All entries are to be given again verbatim.

start

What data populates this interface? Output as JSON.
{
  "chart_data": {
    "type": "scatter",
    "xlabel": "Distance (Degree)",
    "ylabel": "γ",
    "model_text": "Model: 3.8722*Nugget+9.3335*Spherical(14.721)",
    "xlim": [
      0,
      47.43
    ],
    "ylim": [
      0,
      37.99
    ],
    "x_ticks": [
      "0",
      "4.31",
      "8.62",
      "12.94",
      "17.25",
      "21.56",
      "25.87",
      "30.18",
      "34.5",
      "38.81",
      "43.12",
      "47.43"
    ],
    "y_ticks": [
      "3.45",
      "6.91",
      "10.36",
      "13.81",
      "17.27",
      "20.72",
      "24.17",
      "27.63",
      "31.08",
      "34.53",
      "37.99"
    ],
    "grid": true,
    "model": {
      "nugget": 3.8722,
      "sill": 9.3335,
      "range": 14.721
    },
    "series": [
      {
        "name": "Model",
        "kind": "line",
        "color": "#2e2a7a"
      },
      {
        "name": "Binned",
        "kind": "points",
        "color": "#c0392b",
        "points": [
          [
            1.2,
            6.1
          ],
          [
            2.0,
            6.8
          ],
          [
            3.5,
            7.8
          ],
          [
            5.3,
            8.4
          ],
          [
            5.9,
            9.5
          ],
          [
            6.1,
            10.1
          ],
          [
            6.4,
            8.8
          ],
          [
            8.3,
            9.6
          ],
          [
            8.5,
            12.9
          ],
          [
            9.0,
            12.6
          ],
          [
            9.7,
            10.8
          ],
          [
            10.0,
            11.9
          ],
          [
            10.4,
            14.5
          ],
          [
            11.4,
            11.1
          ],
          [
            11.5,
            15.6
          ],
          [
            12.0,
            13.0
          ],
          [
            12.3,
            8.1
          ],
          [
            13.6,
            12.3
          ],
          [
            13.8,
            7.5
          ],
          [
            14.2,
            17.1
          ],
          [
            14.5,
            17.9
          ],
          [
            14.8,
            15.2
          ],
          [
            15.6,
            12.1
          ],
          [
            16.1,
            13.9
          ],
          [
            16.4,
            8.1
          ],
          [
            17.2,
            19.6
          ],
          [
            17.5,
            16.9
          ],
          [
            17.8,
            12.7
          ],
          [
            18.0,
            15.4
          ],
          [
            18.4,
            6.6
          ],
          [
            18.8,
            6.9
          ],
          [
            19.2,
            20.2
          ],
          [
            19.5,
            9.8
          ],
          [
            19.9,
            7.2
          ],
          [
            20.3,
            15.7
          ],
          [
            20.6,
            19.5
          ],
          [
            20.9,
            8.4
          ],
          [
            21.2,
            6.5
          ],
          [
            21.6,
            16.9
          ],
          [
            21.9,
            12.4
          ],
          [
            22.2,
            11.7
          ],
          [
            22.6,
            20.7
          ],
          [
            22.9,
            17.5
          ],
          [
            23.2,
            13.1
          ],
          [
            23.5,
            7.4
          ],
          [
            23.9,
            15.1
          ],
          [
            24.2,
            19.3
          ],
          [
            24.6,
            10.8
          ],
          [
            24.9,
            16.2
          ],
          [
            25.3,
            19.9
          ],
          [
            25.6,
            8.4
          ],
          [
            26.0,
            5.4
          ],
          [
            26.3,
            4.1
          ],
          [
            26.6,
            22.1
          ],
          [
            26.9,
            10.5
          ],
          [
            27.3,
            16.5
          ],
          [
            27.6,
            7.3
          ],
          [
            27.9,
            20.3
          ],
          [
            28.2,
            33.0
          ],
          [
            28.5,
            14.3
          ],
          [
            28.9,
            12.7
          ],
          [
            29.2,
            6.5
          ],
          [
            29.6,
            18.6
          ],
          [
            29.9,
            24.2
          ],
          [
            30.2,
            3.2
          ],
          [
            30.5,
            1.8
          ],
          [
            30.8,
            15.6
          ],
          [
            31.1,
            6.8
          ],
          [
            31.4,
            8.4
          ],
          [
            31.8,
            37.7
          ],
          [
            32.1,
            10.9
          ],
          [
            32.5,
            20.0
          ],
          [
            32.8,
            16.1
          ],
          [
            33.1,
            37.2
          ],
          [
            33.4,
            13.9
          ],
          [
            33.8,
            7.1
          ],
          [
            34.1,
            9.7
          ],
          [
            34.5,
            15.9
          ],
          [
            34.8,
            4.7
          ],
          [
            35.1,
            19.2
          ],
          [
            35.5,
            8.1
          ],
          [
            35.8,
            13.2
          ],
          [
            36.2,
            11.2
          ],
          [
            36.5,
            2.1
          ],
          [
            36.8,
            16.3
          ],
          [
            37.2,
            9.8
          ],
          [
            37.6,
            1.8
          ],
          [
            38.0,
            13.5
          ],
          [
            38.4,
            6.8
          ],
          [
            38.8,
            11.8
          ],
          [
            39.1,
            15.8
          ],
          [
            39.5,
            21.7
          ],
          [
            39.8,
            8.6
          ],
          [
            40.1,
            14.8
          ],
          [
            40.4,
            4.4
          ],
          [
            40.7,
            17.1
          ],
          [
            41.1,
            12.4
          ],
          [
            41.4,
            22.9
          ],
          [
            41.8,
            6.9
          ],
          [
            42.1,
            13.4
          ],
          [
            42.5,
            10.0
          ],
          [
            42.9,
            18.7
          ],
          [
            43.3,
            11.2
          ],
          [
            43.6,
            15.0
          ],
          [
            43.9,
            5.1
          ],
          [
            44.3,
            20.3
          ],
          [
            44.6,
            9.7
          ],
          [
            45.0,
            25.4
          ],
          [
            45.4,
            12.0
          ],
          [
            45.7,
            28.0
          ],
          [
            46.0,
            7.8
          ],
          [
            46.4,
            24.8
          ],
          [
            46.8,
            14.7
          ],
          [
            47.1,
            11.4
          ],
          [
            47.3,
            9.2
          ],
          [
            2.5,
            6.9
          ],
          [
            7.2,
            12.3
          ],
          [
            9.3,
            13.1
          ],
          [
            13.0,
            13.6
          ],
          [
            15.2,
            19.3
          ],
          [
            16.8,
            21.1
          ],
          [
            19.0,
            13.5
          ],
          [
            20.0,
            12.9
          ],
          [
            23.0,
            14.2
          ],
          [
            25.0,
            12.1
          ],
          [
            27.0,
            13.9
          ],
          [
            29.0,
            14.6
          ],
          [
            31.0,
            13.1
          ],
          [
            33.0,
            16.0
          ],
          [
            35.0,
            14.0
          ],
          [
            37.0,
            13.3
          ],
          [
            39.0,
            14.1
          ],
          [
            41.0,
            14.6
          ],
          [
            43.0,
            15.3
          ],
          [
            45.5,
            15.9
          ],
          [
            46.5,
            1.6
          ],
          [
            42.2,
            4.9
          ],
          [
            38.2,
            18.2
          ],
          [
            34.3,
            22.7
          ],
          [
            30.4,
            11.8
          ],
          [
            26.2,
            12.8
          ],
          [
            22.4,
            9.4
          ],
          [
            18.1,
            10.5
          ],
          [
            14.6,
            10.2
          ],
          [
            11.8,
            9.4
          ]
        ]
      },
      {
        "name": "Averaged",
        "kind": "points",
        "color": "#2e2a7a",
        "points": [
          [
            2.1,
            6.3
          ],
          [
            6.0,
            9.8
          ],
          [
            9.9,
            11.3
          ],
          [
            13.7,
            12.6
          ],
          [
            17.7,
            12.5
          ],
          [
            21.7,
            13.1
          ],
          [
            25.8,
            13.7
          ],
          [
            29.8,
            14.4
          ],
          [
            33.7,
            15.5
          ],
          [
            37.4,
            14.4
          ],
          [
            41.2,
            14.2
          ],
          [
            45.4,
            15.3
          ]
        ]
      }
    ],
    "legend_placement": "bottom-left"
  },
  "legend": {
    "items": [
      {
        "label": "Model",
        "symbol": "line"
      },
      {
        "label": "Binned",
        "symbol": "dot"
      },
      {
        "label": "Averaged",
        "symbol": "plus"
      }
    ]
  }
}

end

RESPONSE TO THE TASK:
What data populates this interface? Output as JSON.
{
  "chart_data": {
    "type": "scatter",
    "xlabel": "Distance (Degree)",
    "ylabel": "γ",
    "model_text": "Model: 3.8722*Nugget+9.3335*Spherical(14.721)",
    "xlim": [
      0,
      47.43
    ],
    "ylim": [
      0,
      37.99
    ],
    "x_ticks": [
      "0",
      "4.31",
      "8.62",
      "12.94",
      "17.25",
      "21.56",
      "25.87",
      "30.18",
      "34.5",
      "38.81",
      "43.12",
      "47.43"
    ],
    "y_ticks": [
      "3.45",
      "6.91",
      "10.36",
      "13.81",
      "17.27",
      "20.72",
      "24.17",
      "27.63",
      "31.08",
      "34.53",
      "37.99"
    ],
    "grid": true,
    "model": {
      "nugget": 3.8722,
      "sill": 9.3335,
      "range": 14.721
    },
    "series": [
      {
        "name": "Model",
        "kind": "line",
        "color": "#2e2a7a"
      },
      {
        "name": "Binned",
        "kind": "points",
        "color": "#c0392b",
        "points": [
          [
            1.2,
            6.1
          ],
          [
            2.0,
            6.8
          ],
          [
            3.5,
            7.8
          ],
          [
            5.3,
            8.4
          ],
          [
            5.9,
            9.5
          ],
          [
            6.1,
            10.1
          ],
          [
            6.4,
            8.8
          ],
          [
            8.3,
            9.6
          ],
          [
            8.5,
            12.9
          ],
          [
            9.0,
            12.6
          ],
          [
            9.7,
            10.8
          ],
          [
            10.0,
            11.9
          ],
          [
            10.4,
            14.5
          ],
          [
            11.4,
            11.1
          ],
          [
            11.5,
            15.6
          ],
          [
            12.0,
            13.0
          ],
          [
            12.3,
            8.1
          ],
          [
            13.6,
            12.3
          ],
          [
            13.8,
            7.5
          ],
          [
            14.2,
            17.1
          ],
          [
            14.5,
            17.9
          ],
          [
            14.8,
            15.2
          ],
          [
            15.6,
            12.1
          ],
          [
            16.1,
            13.9
          ],
          [
            16.4,
            8.1
          ],
          [
            17.2,
            19.6
          ],
          [
            17.5,
            16.9
          ],
          [
            17.8,
            12.7
          ],
          [
            18.0,
            15.4
          ],
          [
            18.4,
            6.6
          ],
          [
            18.8,
            6.9
          ],
          [
            19.2,
            20.2
          ],
          [
            19.5,
            9.8
          ],
          [
            19.9,
            7.2
          ],
          [
            20.3,
            15.7
          ],
          [
            20.6,
            19.5
          ],
          [
            20.9,
            8.4
          ],
          [
            21.2,
            6.5
          ],
          [
            21.6,
            16.9
          ],
          [
            21.9,
            12.4
          ],
          [
            22.2,
            11.7
          ],
          [
            22.6,
            20.7
          ],
          [
            22.9,
            17.5
          ],
          [
            23.2,
            13.1
          ],
          [
            23.5,
            7.4
          ],
          [
            23.9,
            15.1
          ],
          [
            24.2,
            19.3
          ],
          [
            24.6,
            10.8
          ],
          [
            24.9,
            16.2
          ],
          [
            25.3,
            19.9
          ],
          [
            25.6,
            8.4
          ],
          [
            26.0,
            5.4
          ],
          [
            26.3,
            4.1
          ],
          [
            26.6,
            22.1
          ],
          [
            26.9,
            10.5
          ],
          [
            27.3,
            16.5
          ],
          [
            27.6,
            7.3
          ],
          [
            27.9,
            20.3
          ],
          [
            28.2,
            33.0
          ],
          [
            28.5,
            14.3
          ],
          [
            28.9,
            12.7
          ],
          [
            29.2,
            6.5
          ],
          [
            29.6,
            18.6
          ],
          [
            29.9,
            24.2
          ],
          [
            30.2,
            3.2
          ],
          [
            30.5,
            1.8
          ],
          [
            30.8,
            15.6
          ],
          [
            31.1,
            6.8
          ],
          [
            31.4,
            8.4
          ],
          [
            31.8,
            37.7
          ],
          [
            32.1,
            10.9
          ],
          [
            32.5,
            20.0
          ],
          [
            32.8,
            16.1
          ],
          [
            33.1,
            37.2
          ],
          [
            33.4,
            13.9
          ],
          [
            33.8,
            7.1
          ],
          [
            34.1,
            9.7
          ],
          [
            34.5,
            15.9
          ],
          [
            34.8,
            4.7
          ],
          [
            35.1,
            19.2
          ],
          [
            35.5,
            8.1
          ],
          [
            35.8,
            13.2
          ],
          [
            36.2,
            11.2
          ],
          [
            36.5,
            2.1
          ],
          [
            36.8,
            16.3
          ],
          [
            37.2,
            9.8
          ],
          [
            37.6,
            1.8
          ],
          [
            38.0,
            13.5
          ],
          [
            38.4,
            6.8
          ],
          [
            38.8,
            11.8
          ],
          [
            39.1,
            15.8
          ],
          [
            39.5,
            21.7
          ],
          [
            39.8,
            8.6
          ],
          [
            40.1,
            14.8
          ],
          [
            40.4,
            4.4
          ],
          [
            40.7,
            17.1
          ],
          [
            41.1,
            12.4
          ],
          [
            41.4,
            22.9
          ],
          [
            41.8,
            6.9
          ],
          [
            42.1,
            13.4
          ],
          [
            42.5,
            10.0
          ],
          [
            42.9,
            18.7
          ],
          [
            43.3,
            11.2
          ],
          [
            43.6,
            15.0
          ],
          [
            43.9,
            5.1
          ],
          [
            44.3,
            20.3
          ],
          [
            44.6,
            9.7
          ],
          [
            45.0,
            25.4
          ],
          [
            45.4,
            12.0
          ],
          [
            45.7,
            28.0
          ],
          [
            46.0,
            7.8
          ],
          [
            46.4,
            24.8
          ],
          [
            46.8,
            14.7
          ],
          [
            47.1,
            11.4
          ],
          [
            47.3,
            9.2
          ],
          [
            2.5,
            6.9
          ],
          [
            7.2,
            12.3
          ],
          [
            9.3,
            13.1
          ],
          [
            13.0,
            13.6
          ],
          [
            15.2,
            19.3
          ],
          [
            16.8,
            21.1
          ],
          [
            19.0,
            13.5
          ],
          [
            20.0,
            12.9
          ],
          [
            23.0,
            14.2
          ],
          [
            25.0,
            12.1
          ],
          [
            27.0,
            13.9
          ],
          [
            29.0,
            14.6
          ],
          [
            31.0,
            13.1
          ],
          [
            33.0,
            16.0
          ],
          [
            35.0,
            14.0
          ],
          [
            37.0,
            13.3
          ],
          [
            39.0,
            14.1
          ],
          [
            41.0,
            14.6
          ],
          [
            43.0,
            15.3
          ],
          [
            45.5,
            15.9
          ],
          [
            46.5,
            1.6
          ],
          [
            42.2,
            4.9
          ],
          [
            38.2,
            18.2
          ],
          [
            34.3,
            22.7
          ],
          [
            30.4,
            11.8
          ],
          [
            26.2,
            12.8
          ],
          [
            22.4,
            9.4
          ],
          [
            18.1,
            10.5
          ],
          [
            14.6,
            10.2
          ],
          [
            11.8,
            9.4
          ]
        ]
      },
      {
        "name": "Averaged",
        "kind": "points",
        "color": "#2e2a7a",
        "points": [
          [
            2.1,
            6.3
          ],
          [
            6.0,
            9.8
          ],
          [
            9.9,
            11.3
          ],
          [
            13.7,
            12.6
          ],
          [
            17.7,
            12.5
          ],
          [
            21.7,
            13.1
          ],
          [
            25.8,
            13.7
          ],
          [
            29.8,
            14.4
          ],
          [
            33.7,
            15.5
          ],
          [
            37.4,
            14.4
          ],
          [
            41.2,
            14.2
          ],
          [
            45.4,
            15.3
          ]
        ]
      }
    ],
    "legend_placement": "bottom-left"
  },
  "legend": {
    "items": [
      {
        "label": "Model",
        "symbol": "line"
      },
      {
        "label": "Binned",
        "symbol": "dot"
      },
      {
        "label": "Averaged",
        "symbol": "plus"
      }
    ]
  }
}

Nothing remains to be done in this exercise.